TASK PROMPT. Copy the material verbatim, from its first line through the line that contains "418, 512, 429]".

A sequence of records.
** Start **
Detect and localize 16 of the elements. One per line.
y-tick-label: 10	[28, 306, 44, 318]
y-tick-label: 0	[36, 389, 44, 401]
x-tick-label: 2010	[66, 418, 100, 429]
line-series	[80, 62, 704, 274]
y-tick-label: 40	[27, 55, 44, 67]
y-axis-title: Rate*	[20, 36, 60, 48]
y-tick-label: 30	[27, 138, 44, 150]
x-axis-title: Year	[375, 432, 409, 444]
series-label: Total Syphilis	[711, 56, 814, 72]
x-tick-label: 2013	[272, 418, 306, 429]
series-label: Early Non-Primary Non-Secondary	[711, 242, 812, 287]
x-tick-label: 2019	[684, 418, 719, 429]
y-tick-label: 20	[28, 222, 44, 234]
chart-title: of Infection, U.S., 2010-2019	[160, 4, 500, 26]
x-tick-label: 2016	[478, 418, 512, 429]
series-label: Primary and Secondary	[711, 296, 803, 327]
** End **
EXERCISE OUTPUT.
Detect and localize 16 of the elements. One per line.
y-tick-label: 10	[28, 306, 44, 318]
y-tick-label: 0	[36, 389, 44, 401]
x-tick-label: 2010	[66, 418, 100, 429]
line-series	[80, 62, 704, 274]
y-tick-label: 40	[27, 55, 44, 67]
y-axis-title: Rate*	[20, 36, 60, 48]
y-tick-label: 30	[27, 138, 44, 150]
x-axis-title: Year	[375, 432, 409, 444]
series-label: Total Syphilis	[711, 56, 814, 72]
x-tick-label: 2013	[272, 418, 306, 429]
series-label: Early Non-Primary Non-Secondary	[711, 242, 812, 287]
x-tick-label: 2019	[684, 418, 719, 429]
y-tick-label: 20	[28, 222, 44, 234]
chart-title: of Infection, U.S., 2010-2019	[160, 4, 500, 26]
x-tick-label: 2016	[478, 418, 512, 429]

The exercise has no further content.